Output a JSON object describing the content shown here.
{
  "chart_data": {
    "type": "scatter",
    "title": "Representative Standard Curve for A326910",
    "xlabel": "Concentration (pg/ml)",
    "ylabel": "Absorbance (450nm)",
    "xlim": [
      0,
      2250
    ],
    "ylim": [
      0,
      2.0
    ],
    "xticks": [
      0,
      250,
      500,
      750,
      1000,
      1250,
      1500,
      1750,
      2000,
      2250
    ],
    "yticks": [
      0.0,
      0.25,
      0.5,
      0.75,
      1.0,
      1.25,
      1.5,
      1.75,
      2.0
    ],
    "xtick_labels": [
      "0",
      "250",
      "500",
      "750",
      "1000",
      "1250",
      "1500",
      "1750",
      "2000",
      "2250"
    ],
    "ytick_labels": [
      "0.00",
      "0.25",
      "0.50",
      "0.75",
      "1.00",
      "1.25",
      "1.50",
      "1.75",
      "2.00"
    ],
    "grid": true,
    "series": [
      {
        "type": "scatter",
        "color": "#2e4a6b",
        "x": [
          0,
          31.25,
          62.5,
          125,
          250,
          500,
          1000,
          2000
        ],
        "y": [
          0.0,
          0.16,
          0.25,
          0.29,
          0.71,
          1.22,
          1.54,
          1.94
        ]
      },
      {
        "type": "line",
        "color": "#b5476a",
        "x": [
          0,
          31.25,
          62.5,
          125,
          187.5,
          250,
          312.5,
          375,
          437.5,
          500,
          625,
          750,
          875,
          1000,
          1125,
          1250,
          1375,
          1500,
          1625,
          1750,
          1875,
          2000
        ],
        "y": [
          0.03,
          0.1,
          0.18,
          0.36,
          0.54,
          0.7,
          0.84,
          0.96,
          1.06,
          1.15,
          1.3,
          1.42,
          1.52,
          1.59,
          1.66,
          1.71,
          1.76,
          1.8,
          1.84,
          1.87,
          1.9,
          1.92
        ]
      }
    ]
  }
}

◆ ◆ ◆ ◆

**WHAT YOU WILL DO:** Pick out each line containing the string "type" and copy it.

**EXERCISE ANSWER:**
    "type": "scatter",
        "type": "scatter",
        "type": "line",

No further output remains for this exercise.